• Exercise objective: Without the pictures, return all of the material exactly as written.

▽

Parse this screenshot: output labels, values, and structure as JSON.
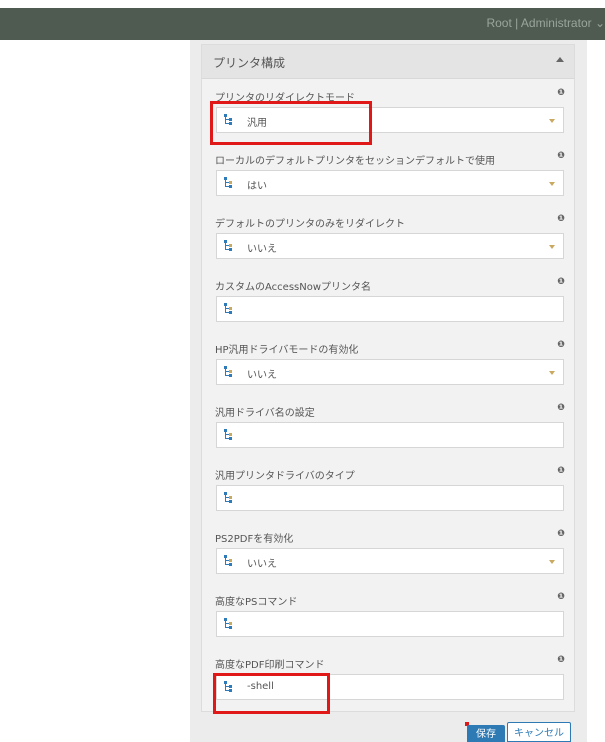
{
  "header": {
    "user": "Root | Administrator ⌄"
  },
  "panel": {
    "title": "プリンタ構成"
  },
  "fields": [
    {
      "label": "プリンタのリダイレクトモード",
      "value": "汎用",
      "type": "select"
    },
    {
      "label": "ローカルのデフォルトプリンタをセッションデフォルトで使用",
      "value": "はい",
      "type": "select"
    },
    {
      "label": "デフォルトのプリンタのみをリダイレクト",
      "value": "いいえ",
      "type": "select"
    },
    {
      "label": "カスタムのAccessNowプリンタ名",
      "value": "",
      "type": "text"
    },
    {
      "label": "HP汎用ドライバモードの有効化",
      "value": "いいえ",
      "type": "select"
    },
    {
      "label": "汎用ドライバ名の設定",
      "value": "",
      "type": "text"
    },
    {
      "label": "汎用プリンタドライバのタイプ",
      "value": "",
      "type": "text"
    },
    {
      "label": "PS2PDFを有効化",
      "value": "いいえ",
      "type": "select"
    },
    {
      "label": "高度なPSコマンド",
      "value": "",
      "type": "text"
    },
    {
      "label": "高度なPDF印刷コマンド",
      "value": "-shell",
      "type": "text"
    }
  ],
  "buttons": {
    "save": "保存",
    "cancel": "キャンセル"
  },
  "colors": {
    "accent": "#2d7ab5",
    "highlight": "#e01818",
    "topbar": "#4f5a51"
  }
}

△

• Exercise result:
Parse this screenshot: output labels, values, and structure as JSON.
{
  "header": {
    "user": "Root | Administrator ⌄"
  },
  "panel": {
    "title": "プリンタ構成"
  },
  "fields": [
    {
      "label": "プリンタのリダイレクトモード",
      "value": "汎用",
      "type": "select"
    },
    {
      "label": "ローカルのデフォルトプリンタをセッションデフォルトで使用",
      "value": "はい",
      "type": "select"
    },
    {
      "label": "デフォルトのプリンタのみをリダイレクト",
      "value": "いいえ",
      "type": "select"
    },
    {
      "label": "カスタムのAccessNowプリンタ名",
      "value": "",
      "type": "text"
    },
    {
      "label": "HP汎用ドライバモードの有効化",
      "value": "いいえ",
      "type": "select"
    },
    {
      "label": "汎用ドライバ名の設定",
      "value": "",
      "type": "text"
    },
    {
      "label": "汎用プリンタドライバのタイプ",
      "value": "",
      "type": "text"
    },
    {
      "label": "PS2PDFを有効化",
      "value": "いいえ",
      "type": "select"
    },
    {
      "label": "高度なPSコマンド",
      "value": "",
      "type": "text"
    },
    {
      "label": "高度なPDF印刷コマンド",
      "value": "-shell",
      "type": "text"
    }
  ],
  "buttons": {
    "save": "保存",
    "cancel": "キャンセル"
  },
  "colors": {
    "accent": "#2d7ab5",
    "highlight": "#e01818",
    "topbar": "#4f5a51"
  }
}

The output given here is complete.